• [TASK STATEMENT] Search the records for "frontową" and copy each line that holds it.

######

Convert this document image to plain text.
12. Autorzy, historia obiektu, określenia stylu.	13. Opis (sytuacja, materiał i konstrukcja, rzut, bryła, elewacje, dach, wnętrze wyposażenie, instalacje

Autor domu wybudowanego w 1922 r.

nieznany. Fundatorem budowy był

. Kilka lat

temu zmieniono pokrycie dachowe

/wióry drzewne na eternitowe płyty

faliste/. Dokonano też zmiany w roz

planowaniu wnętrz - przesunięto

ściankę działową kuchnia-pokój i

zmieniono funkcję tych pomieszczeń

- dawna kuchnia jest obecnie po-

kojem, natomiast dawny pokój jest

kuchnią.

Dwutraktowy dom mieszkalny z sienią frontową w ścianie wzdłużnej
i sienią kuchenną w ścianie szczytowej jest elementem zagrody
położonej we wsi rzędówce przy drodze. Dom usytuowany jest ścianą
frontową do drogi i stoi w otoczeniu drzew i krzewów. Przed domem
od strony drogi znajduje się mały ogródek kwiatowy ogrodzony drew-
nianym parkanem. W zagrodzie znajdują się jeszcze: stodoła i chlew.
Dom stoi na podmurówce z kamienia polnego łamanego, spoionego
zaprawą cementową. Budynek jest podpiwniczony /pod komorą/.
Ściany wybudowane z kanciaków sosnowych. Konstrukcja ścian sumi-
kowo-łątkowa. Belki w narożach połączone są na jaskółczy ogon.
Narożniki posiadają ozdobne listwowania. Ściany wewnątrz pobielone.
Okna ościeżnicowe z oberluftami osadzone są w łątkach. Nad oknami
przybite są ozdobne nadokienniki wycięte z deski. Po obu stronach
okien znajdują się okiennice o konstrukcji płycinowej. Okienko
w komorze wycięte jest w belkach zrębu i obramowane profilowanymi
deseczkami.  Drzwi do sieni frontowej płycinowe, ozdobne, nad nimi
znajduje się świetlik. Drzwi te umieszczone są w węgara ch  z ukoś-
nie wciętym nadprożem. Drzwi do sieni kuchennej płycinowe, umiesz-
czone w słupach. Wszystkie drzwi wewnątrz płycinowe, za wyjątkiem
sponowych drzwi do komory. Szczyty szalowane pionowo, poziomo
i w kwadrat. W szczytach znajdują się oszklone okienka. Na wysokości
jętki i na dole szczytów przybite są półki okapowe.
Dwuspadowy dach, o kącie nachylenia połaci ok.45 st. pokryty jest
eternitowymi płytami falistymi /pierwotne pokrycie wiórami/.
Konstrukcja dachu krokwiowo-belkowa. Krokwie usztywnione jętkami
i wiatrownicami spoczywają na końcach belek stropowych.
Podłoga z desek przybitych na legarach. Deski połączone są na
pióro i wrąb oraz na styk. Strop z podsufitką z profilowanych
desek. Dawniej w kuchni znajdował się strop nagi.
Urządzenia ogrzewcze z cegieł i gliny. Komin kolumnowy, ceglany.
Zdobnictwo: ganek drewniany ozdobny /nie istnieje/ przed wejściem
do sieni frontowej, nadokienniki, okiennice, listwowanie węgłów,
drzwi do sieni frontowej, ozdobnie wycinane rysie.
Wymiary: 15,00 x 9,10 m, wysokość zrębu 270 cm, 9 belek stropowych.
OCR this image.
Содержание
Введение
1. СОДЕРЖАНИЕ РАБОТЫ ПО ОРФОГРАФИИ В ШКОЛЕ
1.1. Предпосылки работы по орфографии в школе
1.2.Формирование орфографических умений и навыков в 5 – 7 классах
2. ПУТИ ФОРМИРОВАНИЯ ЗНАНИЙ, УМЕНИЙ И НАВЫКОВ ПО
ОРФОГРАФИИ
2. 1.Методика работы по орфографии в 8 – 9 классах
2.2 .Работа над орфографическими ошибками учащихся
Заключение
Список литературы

######

• [COMPLETE OUTPUT]
Dwutraktowy dom mieszkalny z sienią frontową w ścianie wzdłużnej
frontową do drogi i stoi w otoczeniu drzew i krzewów. Przed domem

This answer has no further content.